If you’re regularly exposed to adverts or anything offering lifestyle advice, you’ll be used to being told what to want. We are encouraged to want consumables, objects, the latest, newest thing because it’s faster and shiner than the things we already have. As though emotional needs can be answered by spending money. As though identity and self can be best explored and expressed through the brands we chose.
Who are you, and what do you want? *
What do you want in your life from day to day? What do you want to do with your time? What matters to you? What do you need in order to express yourself? What do you want from life? How do you want to live? What inspires you? What makes you happy? What do you find meaningful and rewarding?
Given time and quiet to explore these questions, my guess is that most people would not make a list of products by way of answers.

## DATASET CONTENT:
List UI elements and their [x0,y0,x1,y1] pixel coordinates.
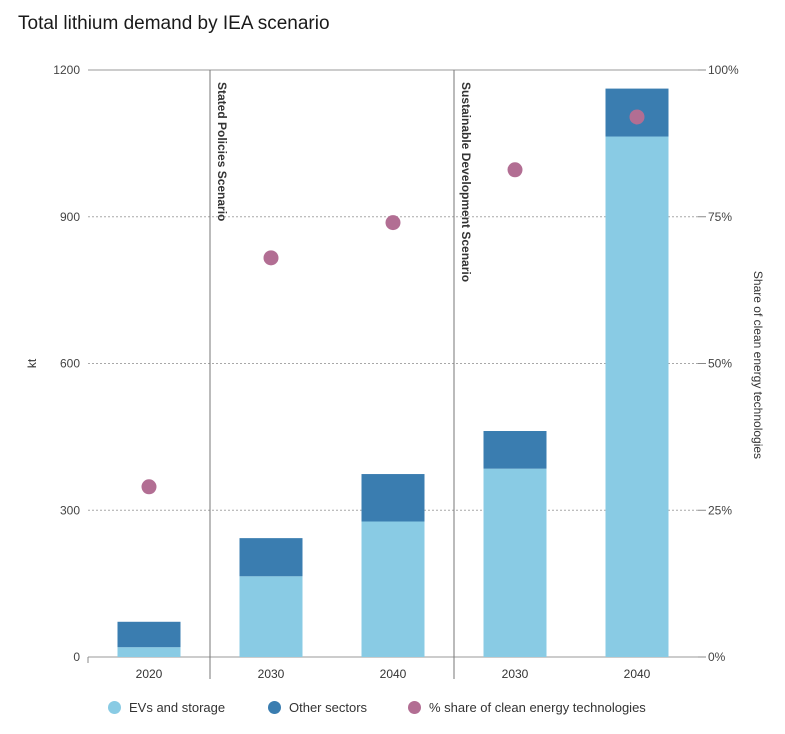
bar-other-sectors [117,621,181,648]
bar-other-sectors [361,474,425,522]
share-dot [263,250,279,266]
right-tick-label: 50% [708,357,732,371]
bar-other-sectors [239,538,303,577]
left-tick-label: 300 [60,503,80,517]
bar-evs-and-storage [361,521,425,657]
bar-evs-and-storage [239,576,303,657]
right-tick-label: 100% [708,63,739,77]
share-dots [141,109,645,495]
scenario-label: Sustainable Development Scenario [459,82,473,282]
scenario-label: Stated Policies Scenario [215,82,229,221]
axes: 0 0% 300 25% 600 50% 900 75% 1200 100% kt Share of … [25,63,765,681]
x-tick-label: 2030 [502,667,529,681]
legend-label: % share of clean energy technologies [429,700,646,715]
bar-other-sectors [483,431,547,469]
right-tick-label: 75% [708,210,732,224]
left-tick-label: 0 [73,650,80,664]
right-tick-label: 25% [708,503,732,517]
legend-swatch [268,701,281,714]
bar-evs-and-storage [605,136,669,657]
bars [117,88,669,657]
share-dot [629,109,645,125]
legend-swatch [108,701,121,714]
y-axis-label: kt [25,358,39,368]
x-tick-label: 2030 [258,667,285,681]
legend-swatch [408,701,421,714]
bar-evs-and-storage [117,647,181,657]
left-tick-label: 900 [60,210,80,224]
legend-item: Other sectors [268,700,367,715]
bar-evs-and-storage [483,468,547,657]
scenario-separators: Stated Policies Scenario Sustainable Deve… [209,70,473,679]
share-dot [385,215,401,231]
left-tick-label: 1200 [53,63,80,77]
x-tick-label: 2020 [136,667,163,681]
left-tick-label: 600 [60,357,80,371]
x-tick-label: 2040 [380,667,407,681]
legend-item: % share of clean energy technologies [408,700,646,715]
x-tick-label: 2040 [624,667,651,681]
legend-label: EVs and storage [129,700,226,715]
legend-item: EVs and storage [108,700,225,715]
share-dot [141,479,157,495]
share-dot [507,162,523,178]
legend-label: Other sectors [289,700,368,715]
y2-axis-label: Share of clean energy technologies [751,271,765,459]
chart-title: Total lithium demand by IEA scenario [18,13,330,34]
right-tick-label: 0% [708,650,726,664]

## THINGS TO DO:
1. Output the section of the passage about what people want between "Who are you, and" and "meaningful and rewarding?", inclusive, copied word for word.
2. Render the lines of the listing between the lines holding "bar-other-sectors [117,621,181,648]" and "scenario-label: Stated Policies", inclusive, as a JSON list of strings with one string per line, skipping blank lines.

## TASK-BY-TASK OUTPUTS:
1.
Who are you, and what do you want? *
What do you want in your life from day to day? What do you want to do with your time? What matters to you? What do you need in order to express yourself? What do you want from life? How do you want to live? What inspires you? What makes you happy? What do you find meaningful and rewarding?

2.
[
  "bar-other-sectors [117,621,181,648]",
  "bar-other-sectors [361,474,425,522]",
  "share-dot [263,250,279,266]",
  "right-tick-label: 50% [708,357,732,371]",
  "bar-other-sectors [239,538,303,577]",
  "left-tick-label: 300 [60,503,80,517]",
  "bar-evs-and-storage [361,521,425,657]",
  "bar-evs-and-storage [239,576,303,657]",
  "right-tick-label: 100% [708,63,739,77]",
  "share-dots [141,109,645,495]",
  "scenario-label: Sustainable Development Scenario [459,82,473,282]",
  "scenario-label: Stated Policies Scenario [215,82,229,221]"
]